▸ **THE TASK**
Identify all lines of the data containing the string "OPTIONS" and copy them.

▸ **DATA TO PROCESS**
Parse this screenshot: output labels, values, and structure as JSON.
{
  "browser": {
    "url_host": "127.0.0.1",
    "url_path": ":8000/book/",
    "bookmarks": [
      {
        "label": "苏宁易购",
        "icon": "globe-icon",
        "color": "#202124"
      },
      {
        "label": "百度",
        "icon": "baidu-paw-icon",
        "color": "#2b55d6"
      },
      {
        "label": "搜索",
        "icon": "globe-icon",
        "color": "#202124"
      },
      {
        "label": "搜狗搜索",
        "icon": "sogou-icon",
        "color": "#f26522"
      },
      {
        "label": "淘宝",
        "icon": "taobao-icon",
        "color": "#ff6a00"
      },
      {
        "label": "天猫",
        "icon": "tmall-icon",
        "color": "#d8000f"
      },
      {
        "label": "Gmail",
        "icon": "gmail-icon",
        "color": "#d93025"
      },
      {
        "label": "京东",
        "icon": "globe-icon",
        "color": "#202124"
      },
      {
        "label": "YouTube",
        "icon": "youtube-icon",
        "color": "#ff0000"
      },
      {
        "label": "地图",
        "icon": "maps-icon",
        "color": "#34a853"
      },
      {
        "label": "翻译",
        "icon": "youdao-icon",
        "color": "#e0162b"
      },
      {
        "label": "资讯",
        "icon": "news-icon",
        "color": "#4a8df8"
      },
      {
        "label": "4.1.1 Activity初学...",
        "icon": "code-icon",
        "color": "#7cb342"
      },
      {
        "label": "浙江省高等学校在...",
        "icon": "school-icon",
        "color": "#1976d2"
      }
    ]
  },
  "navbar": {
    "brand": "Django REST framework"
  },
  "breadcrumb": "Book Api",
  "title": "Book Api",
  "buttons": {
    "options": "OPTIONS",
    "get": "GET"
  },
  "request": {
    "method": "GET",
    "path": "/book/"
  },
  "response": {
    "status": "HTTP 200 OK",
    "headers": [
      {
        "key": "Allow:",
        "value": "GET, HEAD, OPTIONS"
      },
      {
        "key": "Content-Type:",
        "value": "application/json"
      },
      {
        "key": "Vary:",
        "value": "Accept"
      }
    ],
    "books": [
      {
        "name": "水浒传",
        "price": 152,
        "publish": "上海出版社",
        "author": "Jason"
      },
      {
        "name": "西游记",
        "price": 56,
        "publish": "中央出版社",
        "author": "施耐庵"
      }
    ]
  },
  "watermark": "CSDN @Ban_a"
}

▸ **RIGHT ANSWER**
    "options": "OPTIONS",
        "value": "GET, HEAD, OPTIONS"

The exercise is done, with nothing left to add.